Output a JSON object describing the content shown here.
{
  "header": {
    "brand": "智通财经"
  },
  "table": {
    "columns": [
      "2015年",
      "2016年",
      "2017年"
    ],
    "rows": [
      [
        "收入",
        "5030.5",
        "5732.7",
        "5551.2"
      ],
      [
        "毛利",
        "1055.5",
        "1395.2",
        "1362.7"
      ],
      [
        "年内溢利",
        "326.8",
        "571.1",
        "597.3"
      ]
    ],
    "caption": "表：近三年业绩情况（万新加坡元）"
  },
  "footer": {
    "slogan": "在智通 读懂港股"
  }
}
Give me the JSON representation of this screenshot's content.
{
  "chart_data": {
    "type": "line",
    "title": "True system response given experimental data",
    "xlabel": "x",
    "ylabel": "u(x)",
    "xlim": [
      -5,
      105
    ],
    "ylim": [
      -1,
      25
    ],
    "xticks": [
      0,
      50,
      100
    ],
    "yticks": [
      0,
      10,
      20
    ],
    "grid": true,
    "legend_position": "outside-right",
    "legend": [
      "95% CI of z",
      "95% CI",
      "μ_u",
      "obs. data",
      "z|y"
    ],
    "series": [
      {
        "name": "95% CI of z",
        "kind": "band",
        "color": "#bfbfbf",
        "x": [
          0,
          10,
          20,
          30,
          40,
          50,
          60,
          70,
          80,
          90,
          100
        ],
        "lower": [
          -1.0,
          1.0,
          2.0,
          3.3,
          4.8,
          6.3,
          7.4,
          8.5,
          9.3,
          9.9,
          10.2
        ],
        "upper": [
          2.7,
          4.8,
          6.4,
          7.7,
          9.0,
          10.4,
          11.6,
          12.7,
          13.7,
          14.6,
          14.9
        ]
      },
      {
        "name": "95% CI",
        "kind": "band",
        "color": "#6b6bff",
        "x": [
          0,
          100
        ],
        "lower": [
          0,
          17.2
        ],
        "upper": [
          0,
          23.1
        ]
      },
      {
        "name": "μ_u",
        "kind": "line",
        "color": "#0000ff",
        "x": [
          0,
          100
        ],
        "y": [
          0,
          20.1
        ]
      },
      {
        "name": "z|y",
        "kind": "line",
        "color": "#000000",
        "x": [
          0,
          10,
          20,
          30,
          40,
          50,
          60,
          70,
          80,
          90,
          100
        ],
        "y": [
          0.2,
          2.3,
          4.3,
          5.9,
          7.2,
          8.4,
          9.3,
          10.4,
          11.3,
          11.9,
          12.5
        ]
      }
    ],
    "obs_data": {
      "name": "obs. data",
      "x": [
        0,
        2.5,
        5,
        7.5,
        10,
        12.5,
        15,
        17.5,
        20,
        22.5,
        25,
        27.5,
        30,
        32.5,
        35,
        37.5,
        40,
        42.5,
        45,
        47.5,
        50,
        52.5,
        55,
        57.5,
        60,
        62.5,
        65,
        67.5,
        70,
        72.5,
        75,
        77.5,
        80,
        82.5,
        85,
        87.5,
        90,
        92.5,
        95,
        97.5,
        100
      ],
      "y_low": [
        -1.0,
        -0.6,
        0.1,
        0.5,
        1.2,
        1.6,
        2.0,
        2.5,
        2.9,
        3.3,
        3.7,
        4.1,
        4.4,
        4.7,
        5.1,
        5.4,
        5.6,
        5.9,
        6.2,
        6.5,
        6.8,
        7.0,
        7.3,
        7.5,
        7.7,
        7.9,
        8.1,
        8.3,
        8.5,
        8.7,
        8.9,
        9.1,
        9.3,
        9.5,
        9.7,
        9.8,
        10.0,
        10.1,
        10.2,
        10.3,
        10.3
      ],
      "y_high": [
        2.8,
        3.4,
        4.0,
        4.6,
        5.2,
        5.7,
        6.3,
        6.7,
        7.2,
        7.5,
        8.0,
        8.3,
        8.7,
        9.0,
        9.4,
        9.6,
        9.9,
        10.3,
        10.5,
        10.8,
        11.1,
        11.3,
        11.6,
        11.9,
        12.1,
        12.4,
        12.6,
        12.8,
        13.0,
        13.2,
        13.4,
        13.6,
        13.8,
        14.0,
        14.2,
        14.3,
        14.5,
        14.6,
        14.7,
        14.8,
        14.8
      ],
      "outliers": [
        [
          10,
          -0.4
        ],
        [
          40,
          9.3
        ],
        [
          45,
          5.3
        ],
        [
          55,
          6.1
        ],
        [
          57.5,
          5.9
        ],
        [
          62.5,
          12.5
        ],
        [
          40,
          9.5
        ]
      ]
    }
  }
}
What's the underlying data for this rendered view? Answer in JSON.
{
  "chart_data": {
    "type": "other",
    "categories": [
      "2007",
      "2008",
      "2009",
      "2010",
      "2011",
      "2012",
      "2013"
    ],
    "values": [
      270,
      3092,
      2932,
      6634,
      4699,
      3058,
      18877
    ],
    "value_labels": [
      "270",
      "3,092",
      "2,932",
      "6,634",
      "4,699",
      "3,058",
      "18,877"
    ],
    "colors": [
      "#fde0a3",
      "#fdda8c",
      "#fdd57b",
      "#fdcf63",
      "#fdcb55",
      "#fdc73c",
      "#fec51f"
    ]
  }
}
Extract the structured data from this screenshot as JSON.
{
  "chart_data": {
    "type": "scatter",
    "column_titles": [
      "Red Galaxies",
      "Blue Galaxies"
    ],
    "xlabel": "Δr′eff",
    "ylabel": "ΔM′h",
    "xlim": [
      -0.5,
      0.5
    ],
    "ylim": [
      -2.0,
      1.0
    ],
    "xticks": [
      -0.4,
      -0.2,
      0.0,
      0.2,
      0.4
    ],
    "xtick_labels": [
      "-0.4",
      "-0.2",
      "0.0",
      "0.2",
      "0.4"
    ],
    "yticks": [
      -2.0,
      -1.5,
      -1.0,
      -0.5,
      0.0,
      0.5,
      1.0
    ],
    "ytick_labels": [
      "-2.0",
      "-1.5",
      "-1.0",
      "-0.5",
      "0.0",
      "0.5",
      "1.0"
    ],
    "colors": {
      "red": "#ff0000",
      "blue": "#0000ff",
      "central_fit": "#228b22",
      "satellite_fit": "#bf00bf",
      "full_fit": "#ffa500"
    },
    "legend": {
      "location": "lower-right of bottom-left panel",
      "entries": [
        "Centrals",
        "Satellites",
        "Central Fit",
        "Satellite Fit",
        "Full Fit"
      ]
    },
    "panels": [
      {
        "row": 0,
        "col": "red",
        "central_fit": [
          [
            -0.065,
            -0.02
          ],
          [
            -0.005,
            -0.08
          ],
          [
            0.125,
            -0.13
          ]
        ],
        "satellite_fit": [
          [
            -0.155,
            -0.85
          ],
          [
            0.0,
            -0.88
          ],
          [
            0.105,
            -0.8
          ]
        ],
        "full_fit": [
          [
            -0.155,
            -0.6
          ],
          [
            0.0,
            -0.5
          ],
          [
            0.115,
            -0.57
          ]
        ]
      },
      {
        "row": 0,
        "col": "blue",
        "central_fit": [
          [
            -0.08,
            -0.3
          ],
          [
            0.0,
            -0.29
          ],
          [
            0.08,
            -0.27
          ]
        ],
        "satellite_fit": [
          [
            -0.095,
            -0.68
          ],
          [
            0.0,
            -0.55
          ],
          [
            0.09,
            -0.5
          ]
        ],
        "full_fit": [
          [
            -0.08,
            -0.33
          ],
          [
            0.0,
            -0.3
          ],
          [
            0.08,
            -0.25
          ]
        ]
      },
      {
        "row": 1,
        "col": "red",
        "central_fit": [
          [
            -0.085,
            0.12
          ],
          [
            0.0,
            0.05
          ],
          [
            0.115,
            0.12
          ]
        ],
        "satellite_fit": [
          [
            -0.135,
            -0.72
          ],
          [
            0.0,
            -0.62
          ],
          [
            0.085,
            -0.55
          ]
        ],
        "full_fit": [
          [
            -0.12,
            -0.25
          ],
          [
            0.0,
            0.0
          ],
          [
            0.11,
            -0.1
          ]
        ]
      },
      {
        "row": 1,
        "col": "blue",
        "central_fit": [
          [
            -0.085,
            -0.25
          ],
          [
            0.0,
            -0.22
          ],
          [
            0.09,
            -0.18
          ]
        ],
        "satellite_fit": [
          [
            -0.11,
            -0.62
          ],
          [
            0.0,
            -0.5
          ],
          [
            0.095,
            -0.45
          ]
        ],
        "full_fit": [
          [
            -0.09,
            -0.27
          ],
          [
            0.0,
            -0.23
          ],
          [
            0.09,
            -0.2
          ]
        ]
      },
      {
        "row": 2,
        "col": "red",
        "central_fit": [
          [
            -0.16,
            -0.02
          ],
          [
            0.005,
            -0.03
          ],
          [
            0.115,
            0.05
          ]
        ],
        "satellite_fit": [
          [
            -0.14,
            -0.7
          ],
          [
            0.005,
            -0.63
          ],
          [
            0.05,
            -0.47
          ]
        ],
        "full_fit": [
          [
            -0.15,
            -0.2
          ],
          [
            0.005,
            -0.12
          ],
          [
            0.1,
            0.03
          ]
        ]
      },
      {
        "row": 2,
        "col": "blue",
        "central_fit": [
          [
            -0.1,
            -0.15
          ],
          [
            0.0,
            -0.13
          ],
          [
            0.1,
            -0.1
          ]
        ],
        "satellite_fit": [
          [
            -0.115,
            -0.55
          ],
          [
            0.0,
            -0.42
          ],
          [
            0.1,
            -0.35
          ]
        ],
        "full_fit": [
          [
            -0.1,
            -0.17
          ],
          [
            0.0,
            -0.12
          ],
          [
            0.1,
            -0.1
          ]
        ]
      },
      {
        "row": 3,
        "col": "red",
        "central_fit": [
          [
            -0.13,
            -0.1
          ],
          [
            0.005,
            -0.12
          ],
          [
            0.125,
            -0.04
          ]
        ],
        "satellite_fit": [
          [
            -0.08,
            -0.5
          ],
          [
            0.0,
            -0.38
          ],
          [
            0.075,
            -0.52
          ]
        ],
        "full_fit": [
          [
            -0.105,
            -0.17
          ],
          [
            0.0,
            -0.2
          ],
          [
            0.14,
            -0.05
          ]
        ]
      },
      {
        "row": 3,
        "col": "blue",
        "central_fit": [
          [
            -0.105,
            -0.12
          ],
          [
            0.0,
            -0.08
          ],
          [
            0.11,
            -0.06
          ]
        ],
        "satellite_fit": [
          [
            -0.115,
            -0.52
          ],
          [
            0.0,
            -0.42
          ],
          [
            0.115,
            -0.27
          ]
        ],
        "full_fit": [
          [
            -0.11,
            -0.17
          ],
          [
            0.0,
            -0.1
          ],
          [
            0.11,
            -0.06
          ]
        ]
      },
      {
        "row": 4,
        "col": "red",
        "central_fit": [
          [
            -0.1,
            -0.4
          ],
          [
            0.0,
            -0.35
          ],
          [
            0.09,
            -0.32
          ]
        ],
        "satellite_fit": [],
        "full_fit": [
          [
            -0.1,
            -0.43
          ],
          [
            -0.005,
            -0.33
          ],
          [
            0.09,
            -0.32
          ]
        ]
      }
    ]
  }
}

◆ ◆ ◆ ◆ ◆

Description of the task: Return each line that includes "content".

Answer to the exercise:
Output a JSON object describing the content shown here.
Give me the JSON representation of this screenshot's content.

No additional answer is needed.